Find out how many lines of the material contain the string "into" and give only that figure.

_Input_:
— Begin —
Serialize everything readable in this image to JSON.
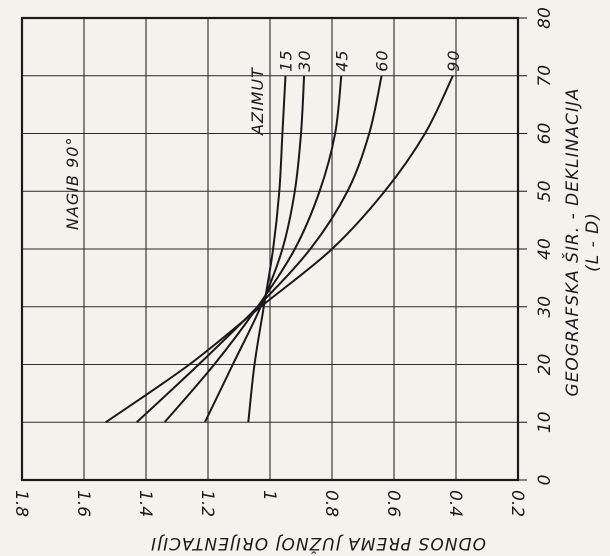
{
  "chart_data": {
    "type": "line",
    "annotations": [
      "NAGIB 90°",
      "AZIMUT"
    ],
    "xlabel": "ODNOS PREMA JUŽNOJ ORIJENTACIJI",
    "ylabel_line1": "GEOGRAFSKA ŠIR. - DEKLINACIJA",
    "ylabel_line2": "(L - D)",
    "xlim": [
      1.8,
      0.2
    ],
    "ylim": [
      0,
      80
    ],
    "x_ticks": [
      "1.8",
      "1.6",
      "1.4",
      "1.2",
      "1",
      "0.8",
      "0.6",
      "0.4",
      "0.2"
    ],
    "y_ticks": [
      "0",
      "10",
      "20",
      "30",
      "40",
      "50",
      "60",
      "70",
      "80"
    ],
    "grid": true,
    "series": [
      {
        "name": "15",
        "points": [
          [
            1.07,
            10
          ],
          [
            1.05,
            20
          ],
          [
            1.02,
            30
          ],
          [
            0.99,
            40
          ],
          [
            0.97,
            50
          ],
          [
            0.96,
            60
          ],
          [
            0.95,
            70
          ]
        ]
      },
      {
        "name": "30",
        "points": [
          [
            1.21,
            10
          ],
          [
            1.12,
            20
          ],
          [
            1.03,
            30
          ],
          [
            0.96,
            40
          ],
          [
            0.92,
            50
          ],
          [
            0.9,
            60
          ],
          [
            0.89,
            70
          ]
        ]
      },
      {
        "name": "45",
        "points": [
          [
            1.34,
            10
          ],
          [
            1.18,
            20
          ],
          [
            1.04,
            30
          ],
          [
            0.92,
            40
          ],
          [
            0.84,
            50
          ],
          [
            0.79,
            60
          ],
          [
            0.77,
            70
          ]
        ]
      },
      {
        "name": "60",
        "points": [
          [
            1.43,
            10
          ],
          [
            1.23,
            20
          ],
          [
            1.04,
            30
          ],
          [
            0.87,
            40
          ],
          [
            0.75,
            50
          ],
          [
            0.68,
            60
          ],
          [
            0.64,
            70
          ]
        ]
      },
      {
        "name": "90",
        "points": [
          [
            1.53,
            10
          ],
          [
            1.26,
            20
          ],
          [
            1.03,
            30
          ],
          [
            0.8,
            40
          ],
          [
            0.63,
            50
          ],
          [
            0.5,
            60
          ],
          [
            0.41,
            70
          ]
        ]
      }
    ]
  }
}
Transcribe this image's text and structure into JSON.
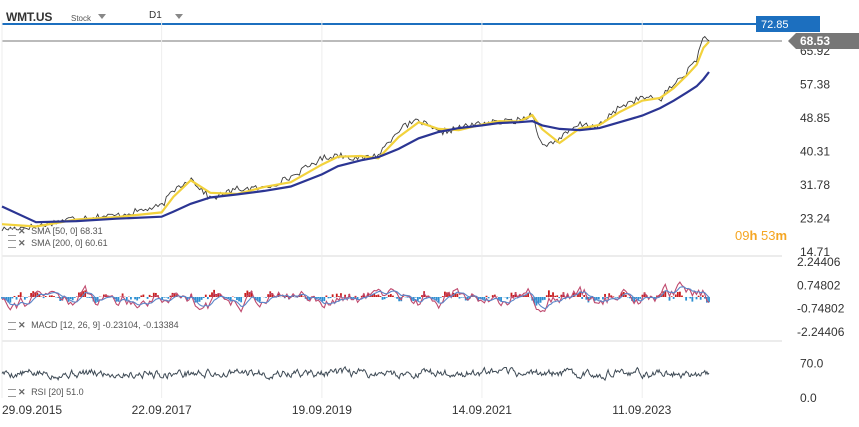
{
  "header": {
    "symbol": "WMT.US",
    "type": "Stock",
    "timeframe": "D1",
    "countdown_hours": "09",
    "countdown_h": "h",
    "countdown_minutes": "53",
    "countdown_m": "m"
  },
  "colors": {
    "price": "#3c3c3c",
    "sma50": "#f2d23c",
    "sma200": "#2b3593",
    "level_line": "#1c6fbf",
    "macd_line": "#c04a6e",
    "signal_line": "#5b86c9",
    "hist_pos": "#c81e1e",
    "hist_neg": "#2b8fd1",
    "rsi": "#3e4a55",
    "timer": "#f5a623"
  },
  "chart_data": [
    {
      "type": "line",
      "title": "WMT.US",
      "x": [
        "2015-09-29",
        "2016-03-01",
        "2016-09-01",
        "2017-03-01",
        "2017-09-22",
        "2017-11-15",
        "2018-02-01",
        "2018-05-01",
        "2018-09-01",
        "2019-01-01",
        "2019-05-01",
        "2019-09-19",
        "2019-12-01",
        "2020-03-15",
        "2020-06-01",
        "2020-09-01",
        "2020-12-01",
        "2021-03-01",
        "2021-06-01",
        "2021-09-14",
        "2021-12-01",
        "2022-03-01",
        "2022-05-01",
        "2022-06-15",
        "2022-09-01",
        "2022-12-01",
        "2023-03-01",
        "2023-06-01",
        "2023-09-11",
        "2023-12-01",
        "2024-02-01",
        "2024-04-01",
        "2024-05-15",
        "2024-06-15",
        "2024-07-10"
      ],
      "series": [
        {
          "name": "Price",
          "values": [
            20.5,
            21.3,
            23.5,
            24.0,
            26.4,
            30.5,
            33.5,
            28.3,
            30.8,
            31.0,
            33.8,
            38.6,
            39.5,
            38.5,
            39.5,
            46.0,
            48.3,
            45.1,
            46.3,
            47.6,
            47.8,
            48.3,
            49.9,
            41.5,
            43.6,
            47.2,
            46.8,
            51.8,
            54.1,
            53.7,
            57.5,
            60.6,
            64.0,
            69.6,
            68.53
          ]
        },
        {
          "name": "SMA 50",
          "values": [
            21.8,
            21.2,
            23.0,
            23.6,
            24.8,
            28.8,
            33.0,
            29.8,
            29.5,
            31.3,
            32.5,
            37.0,
            39.0,
            39.2,
            38.6,
            44.0,
            47.8,
            46.1,
            45.8,
            47.2,
            48.1,
            48.0,
            49.6,
            46.0,
            42.5,
            46.2,
            47.1,
            50.4,
            53.3,
            54.0,
            56.5,
            59.8,
            62.5,
            66.8,
            68.31
          ]
        },
        {
          "name": "SMA 200",
          "values": [
            26.3,
            22.3,
            22.6,
            23.2,
            23.7,
            25.0,
            27.0,
            28.6,
            29.4,
            30.3,
            31.4,
            34.5,
            36.6,
            38.1,
            38.9,
            41.0,
            43.7,
            45.3,
            46.3,
            47.0,
            47.6,
            47.8,
            48.1,
            47.0,
            46.1,
            45.8,
            46.3,
            47.8,
            49.5,
            51.4,
            53.3,
            55.4,
            57.0,
            58.8,
            60.61
          ]
        }
      ],
      "yticks": [
        "72.85",
        "68.53",
        "65.92",
        "57.38",
        "48.85",
        "40.31",
        "31.78",
        "23.24",
        "14.71"
      ],
      "ylim": [
        14.71,
        72.85
      ],
      "last_price": "68.53",
      "level_label": "72.85",
      "level_overlap_label": "65.92",
      "xticks": [
        "29.09.2015",
        "22.09.2017",
        "19.09.2019",
        "14.09.2021",
        "11.09.2023"
      ]
    },
    {
      "type": "line",
      "legend": {
        "prefix": "MACD",
        "params": "[12, 26, 9]",
        "values": "-0.23104, -0.13384"
      },
      "yticks": [
        "2.24406",
        "0.74802",
        "-0.74802",
        "-2.24406"
      ],
      "ylim": [
        -2.24406,
        2.24406
      ]
    },
    {
      "type": "line",
      "legend": {
        "prefix": "RSI",
        "params": "[20]",
        "values": "51.0"
      },
      "yticks": [
        "70.0",
        "0.0"
      ],
      "ylim": [
        0,
        100
      ]
    }
  ],
  "legends": {
    "sma50": {
      "label": "SMA",
      "params": "[50, 0]",
      "value": "68.31"
    },
    "sma200": {
      "label": "SMA",
      "params": "[200, 0]",
      "value": "60.61"
    }
  }
}
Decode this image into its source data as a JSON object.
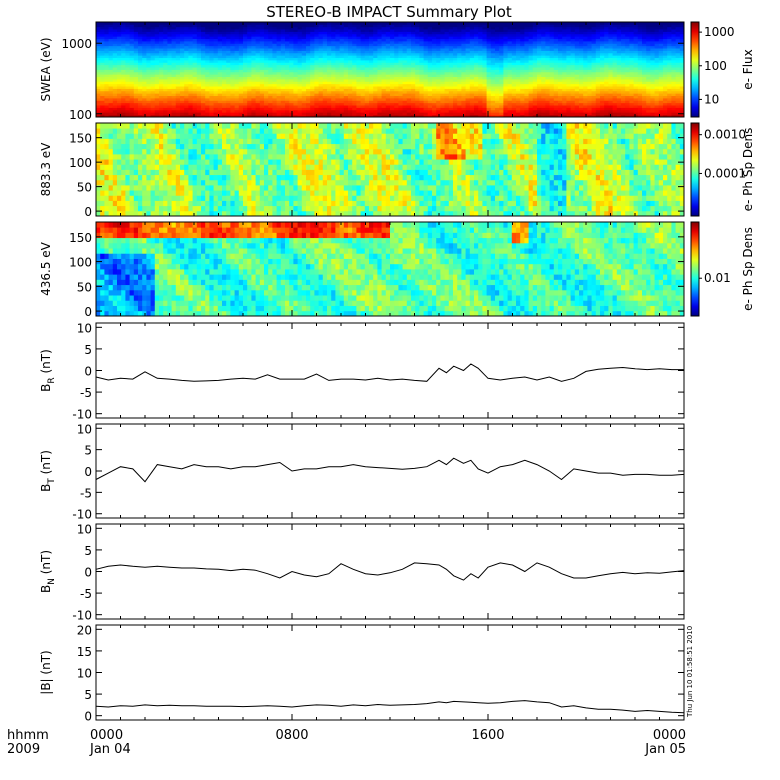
— End —
_Completed task_:
2